> [Short task] Return the full material exactly.

> [Provided data]
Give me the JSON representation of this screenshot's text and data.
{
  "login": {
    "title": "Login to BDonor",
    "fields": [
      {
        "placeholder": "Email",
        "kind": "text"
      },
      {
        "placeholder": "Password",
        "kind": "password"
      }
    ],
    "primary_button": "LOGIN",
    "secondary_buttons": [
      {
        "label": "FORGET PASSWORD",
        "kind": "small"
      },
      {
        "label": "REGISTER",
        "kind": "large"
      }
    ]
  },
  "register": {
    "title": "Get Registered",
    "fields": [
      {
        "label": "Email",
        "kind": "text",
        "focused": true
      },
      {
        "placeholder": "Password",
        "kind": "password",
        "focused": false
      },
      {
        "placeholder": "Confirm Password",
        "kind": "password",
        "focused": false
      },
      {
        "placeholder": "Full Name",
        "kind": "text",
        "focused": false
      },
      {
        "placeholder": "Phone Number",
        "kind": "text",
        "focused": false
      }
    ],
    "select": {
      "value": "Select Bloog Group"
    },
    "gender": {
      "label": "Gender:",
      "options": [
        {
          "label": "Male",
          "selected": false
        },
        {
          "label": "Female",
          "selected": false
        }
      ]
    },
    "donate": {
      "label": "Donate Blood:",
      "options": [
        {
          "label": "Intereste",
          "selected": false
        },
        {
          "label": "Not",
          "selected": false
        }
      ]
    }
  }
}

> [Result below]
Give me the JSON representation of this screenshot's text and data.
{
  "login": {
    "title": "Login to BDonor",
    "fields": [
      {
        "placeholder": "Email",
        "kind": "text"
      },
      {
        "placeholder": "Password",
        "kind": "password"
      }
    ],
    "primary_button": "LOGIN",
    "secondary_buttons": [
      {
        "label": "FORGET PASSWORD",
        "kind": "small"
      },
      {
        "label": "REGISTER",
        "kind": "large"
      }
    ]
  },
  "register": {
    "title": "Get Registered",
    "fields": [
      {
        "label": "Email",
        "kind": "text",
        "focused": true
      },
      {
        "placeholder": "Password",
        "kind": "password",
        "focused": false
      },
      {
        "placeholder": "Confirm Password",
        "kind": "password",
        "focused": false
      },
      {
        "placeholder": "Full Name",
        "kind": "text",
        "focused": false
      },
      {
        "placeholder": "Phone Number",
        "kind": "text",
        "focused": false
      }
    ],
    "select": {
      "value": "Select Bloog Group"
    },
    "gender": {
      "label": "Gender:",
      "options": [
        {
          "label": "Male",
          "selected": false
        },
        {
          "label": "Female",
          "selected": false
        }
      ]
    },
    "donate": {
      "label": "Donate Blood:",
      "options": [
        {
          "label": "Intereste",
          "selected": false
        },
        {
          "label": "Not",
          "selected": false
        }
      ]
    }
  }
}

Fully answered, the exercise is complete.